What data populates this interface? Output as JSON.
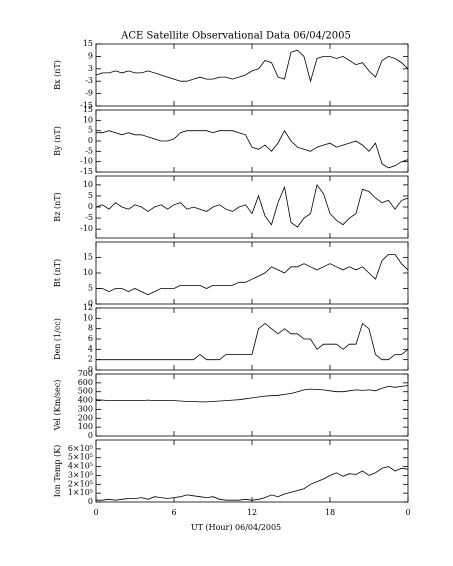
{
  "title": "ACE Satellite Observational Data   06/04/2005",
  "xlabel": "UT (Hour)   06/04/2005",
  "chart_data": [
    {
      "type": "line",
      "ylabel": "Bx (nT)",
      "color": "#000",
      "xlim": [
        0,
        24
      ],
      "xticks": [
        0,
        6,
        12,
        18,
        {
          "value": 24,
          "label": "0"
        }
      ],
      "ylim": [
        -15,
        15
      ],
      "yticks": [
        -15,
        -9,
        -3,
        3,
        9,
        15
      ],
      "x": [
        0,
        0.5,
        1,
        1.5,
        2,
        2.5,
        3,
        3.5,
        4,
        4.5,
        5,
        5.5,
        6,
        6.5,
        7,
        7.5,
        8,
        8.5,
        9,
        9.5,
        10,
        10.5,
        11,
        11.5,
        12,
        12.5,
        13,
        13.5,
        14,
        14.5,
        15,
        15.5,
        16,
        16.5,
        17,
        17.5,
        18,
        18.5,
        19,
        19.5,
        20,
        20.5,
        21,
        21.5,
        22,
        22.5,
        23,
        23.5,
        24
      ],
      "values": [
        0,
        1,
        1,
        2,
        1,
        2,
        1,
        1,
        2,
        1,
        0,
        -1,
        -2,
        -3,
        -3,
        -2,
        -1,
        -2,
        -2,
        -1,
        -1,
        -2,
        -1,
        0,
        2,
        3,
        7,
        6,
        -1,
        -2,
        11,
        12,
        9,
        -3,
        8,
        9,
        9,
        8,
        9,
        7,
        5,
        6,
        2,
        -1,
        7,
        9,
        8,
        6,
        3
      ]
    },
    {
      "type": "line",
      "ylabel": "By (nT)",
      "color": "#000",
      "xlim": [
        0,
        24
      ],
      "xticks": [
        0,
        6,
        12,
        18,
        {
          "value": 24,
          "label": "0"
        }
      ],
      "ylim": [
        -15,
        15
      ],
      "yticks": [
        -15,
        -10,
        -5,
        0,
        5,
        10,
        15
      ],
      "x": [
        0,
        0.5,
        1,
        1.5,
        2,
        2.5,
        3,
        3.5,
        4,
        4.5,
        5,
        5.5,
        6,
        6.5,
        7,
        7.5,
        8,
        8.5,
        9,
        9.5,
        10,
        10.5,
        11,
        11.5,
        12,
        12.5,
        13,
        13.5,
        14,
        14.5,
        15,
        15.5,
        16,
        16.5,
        17,
        17.5,
        18,
        18.5,
        19,
        19.5,
        20,
        20.5,
        21,
        21.5,
        22,
        22.5,
        23,
        23.5,
        24
      ],
      "values": [
        4,
        4,
        5,
        4,
        3,
        4,
        3,
        3,
        2,
        1,
        0,
        0,
        1,
        4,
        5,
        5,
        5,
        5,
        4,
        5,
        5,
        5,
        4,
        3,
        -3,
        -4,
        -2,
        -5,
        -1,
        5,
        0,
        -3,
        -4,
        -5,
        -3,
        -2,
        -1,
        -3,
        -2,
        -1,
        0,
        -2,
        -5,
        -1,
        -11,
        -13,
        -12,
        -10,
        -9
      ]
    },
    {
      "type": "line",
      "ylabel": "Bz (nT)",
      "color": "#000",
      "xlim": [
        0,
        24
      ],
      "xticks": [
        0,
        6,
        12,
        18,
        {
          "value": 24,
          "label": "0"
        }
      ],
      "ylim": [
        -14,
        14
      ],
      "yticks": [
        -10,
        -5,
        0,
        5,
        10
      ],
      "x": [
        0,
        0.5,
        1,
        1.5,
        2,
        2.5,
        3,
        3.5,
        4,
        4.5,
        5,
        5.5,
        6,
        6.5,
        7,
        7.5,
        8,
        8.5,
        9,
        9.5,
        10,
        10.5,
        11,
        11.5,
        12,
        12.5,
        13,
        13.5,
        14,
        14.5,
        15,
        15.5,
        16,
        16.5,
        17,
        17.5,
        18,
        18.5,
        19,
        19.5,
        20,
        20.5,
        21,
        21.5,
        22,
        22.5,
        23,
        23.5,
        24
      ],
      "values": [
        0,
        1,
        -1,
        2,
        0,
        -1,
        1,
        0,
        -2,
        0,
        1,
        -1,
        1,
        2,
        -1,
        0,
        -1,
        -2,
        0,
        1,
        -1,
        -2,
        0,
        1,
        -3,
        5,
        -4,
        -8,
        2,
        9,
        -7,
        -9,
        -5,
        -3,
        10,
        6,
        -3,
        -6,
        -8,
        -5,
        -3,
        8,
        7,
        4,
        2,
        3,
        -1,
        3,
        4
      ]
    },
    {
      "type": "line",
      "ylabel": "Bt (nT)",
      "color": "#000",
      "xlim": [
        0,
        24
      ],
      "xticks": [
        0,
        6,
        12,
        18,
        {
          "value": 24,
          "label": "0"
        }
      ],
      "ylim": [
        0,
        20
      ],
      "yticks": [
        0,
        5,
        10,
        15
      ],
      "x": [
        0,
        0.5,
        1,
        1.5,
        2,
        2.5,
        3,
        3.5,
        4,
        4.5,
        5,
        5.5,
        6,
        6.5,
        7,
        7.5,
        8,
        8.5,
        9,
        9.5,
        10,
        10.5,
        11,
        11.5,
        12,
        12.5,
        13,
        13.5,
        14,
        14.5,
        15,
        15.5,
        16,
        16.5,
        17,
        17.5,
        18,
        18.5,
        19,
        19.5,
        20,
        20.5,
        21,
        21.5,
        22,
        22.5,
        23,
        23.5,
        24
      ],
      "values": [
        5,
        5,
        4,
        5,
        5,
        4,
        5,
        4,
        3,
        4,
        5,
        5,
        5,
        6,
        6,
        6,
        6,
        5,
        6,
        6,
        6,
        6,
        7,
        7,
        8,
        9,
        10,
        12,
        11,
        10,
        12,
        12,
        13,
        12,
        11,
        12,
        13,
        12,
        11,
        12,
        11,
        12,
        10,
        8,
        14,
        16,
        16,
        13,
        11
      ]
    },
    {
      "type": "line",
      "ylabel": "Den (1/cc)",
      "color": "#000",
      "xlim": [
        0,
        24
      ],
      "xticks": [
        0,
        6,
        12,
        18,
        {
          "value": 24,
          "label": "0"
        }
      ],
      "ylim": [
        0,
        12
      ],
      "yticks": [
        0,
        2,
        4,
        6,
        8,
        10,
        12
      ],
      "x": [
        0,
        0.5,
        1,
        1.5,
        2,
        2.5,
        3,
        3.5,
        4,
        4.5,
        5,
        5.5,
        6,
        6.5,
        7,
        7.5,
        8,
        8.5,
        9,
        9.5,
        10,
        10.5,
        11,
        11.5,
        12,
        12.5,
        13,
        13.5,
        14,
        14.5,
        15,
        15.5,
        16,
        16.5,
        17,
        17.5,
        18,
        18.5,
        19,
        19.5,
        20,
        20.5,
        21,
        21.5,
        22,
        22.5,
        23,
        23.5,
        24
      ],
      "values": [
        2,
        2,
        2,
        2,
        2,
        2,
        2,
        2,
        2,
        2,
        2,
        2,
        2,
        2,
        2,
        2,
        3,
        2,
        2,
        2,
        3,
        3,
        3,
        3,
        3,
        8,
        9,
        8,
        7,
        8,
        7,
        7,
        6,
        6,
        4,
        5,
        5,
        5,
        4,
        5,
        5,
        9,
        8,
        3,
        2,
        2,
        3,
        3,
        4
      ]
    },
    {
      "type": "line",
      "ylabel": "Vel (Km/sec)",
      "color": "#000",
      "xlim": [
        0,
        24
      ],
      "xticks": [
        0,
        6,
        12,
        18,
        {
          "value": 24,
          "label": "0"
        }
      ],
      "ylim": [
        0,
        700
      ],
      "yticks": [
        0,
        100,
        200,
        300,
        400,
        500,
        600,
        700
      ],
      "x": [
        0,
        0.5,
        1,
        1.5,
        2,
        2.5,
        3,
        3.5,
        4,
        4.5,
        5,
        5.5,
        6,
        6.5,
        7,
        7.5,
        8,
        8.5,
        9,
        9.5,
        10,
        10.5,
        11,
        11.5,
        12,
        12.5,
        13,
        13.5,
        14,
        14.5,
        15,
        15.5,
        16,
        16.5,
        17,
        17.5,
        18,
        18.5,
        19,
        19.5,
        20,
        20.5,
        21,
        21.5,
        22,
        22.5,
        23,
        23.5,
        24
      ],
      "values": [
        410,
        405,
        400,
        400,
        400,
        400,
        400,
        400,
        405,
        400,
        400,
        400,
        400,
        395,
        390,
        390,
        385,
        385,
        390,
        395,
        400,
        405,
        410,
        420,
        430,
        440,
        450,
        455,
        460,
        470,
        480,
        500,
        520,
        530,
        525,
        520,
        510,
        500,
        500,
        510,
        520,
        515,
        520,
        510,
        540,
        560,
        550,
        560,
        570
      ]
    },
    {
      "type": "line",
      "ylabel": "Ion Temp (K)",
      "color": "#000",
      "xlim": [
        0,
        24
      ],
      "xticks": [
        0,
        6,
        12,
        18,
        {
          "value": 24,
          "label": "0"
        }
      ],
      "ylim": [
        0,
        700000
      ],
      "yticks": [
        0,
        {
          "value": 100000,
          "label": "1×10⁵"
        },
        {
          "value": 200000,
          "label": "2×10⁵"
        },
        {
          "value": 300000,
          "label": "3×10⁵"
        },
        {
          "value": 400000,
          "label": "4×10⁵"
        },
        {
          "value": 500000,
          "label": "5×10⁵"
        },
        {
          "value": 600000,
          "label": "6×10⁵"
        }
      ],
      "x": [
        0,
        0.5,
        1,
        1.5,
        2,
        2.5,
        3,
        3.5,
        4,
        4.5,
        5,
        5.5,
        6,
        6.5,
        7,
        7.5,
        8,
        8.5,
        9,
        9.5,
        10,
        10.5,
        11,
        11.5,
        12,
        12.5,
        13,
        13.5,
        14,
        14.5,
        15,
        15.5,
        16,
        16.5,
        17,
        17.5,
        18,
        18.5,
        19,
        19.5,
        20,
        20.5,
        21,
        21.5,
        22,
        22.5,
        23,
        23.5,
        24
      ],
      "values": [
        20000,
        20000,
        30000,
        20000,
        30000,
        40000,
        40000,
        50000,
        30000,
        60000,
        50000,
        40000,
        50000,
        60000,
        80000,
        70000,
        60000,
        50000,
        60000,
        30000,
        20000,
        20000,
        20000,
        30000,
        20000,
        30000,
        50000,
        80000,
        60000,
        90000,
        110000,
        130000,
        150000,
        200000,
        230000,
        260000,
        300000,
        330000,
        290000,
        320000,
        310000,
        350000,
        300000,
        330000,
        380000,
        400000,
        350000,
        380000,
        370000
      ]
    }
  ]
}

-- -- --

> [Problem to work on]
Your task is to pick out every line with the string "ylabel" and copy it.

> [Response to this task]
      "ylabel": "Bx (nT)",
      "ylabel": "By (nT)",
      "ylabel": "Bz (nT)",
      "ylabel": "Bt (nT)",
      "ylabel": "Den (1/cc)",
      "ylabel": "Vel (Km/sec)",
      "ylabel": "Ion Temp (K)",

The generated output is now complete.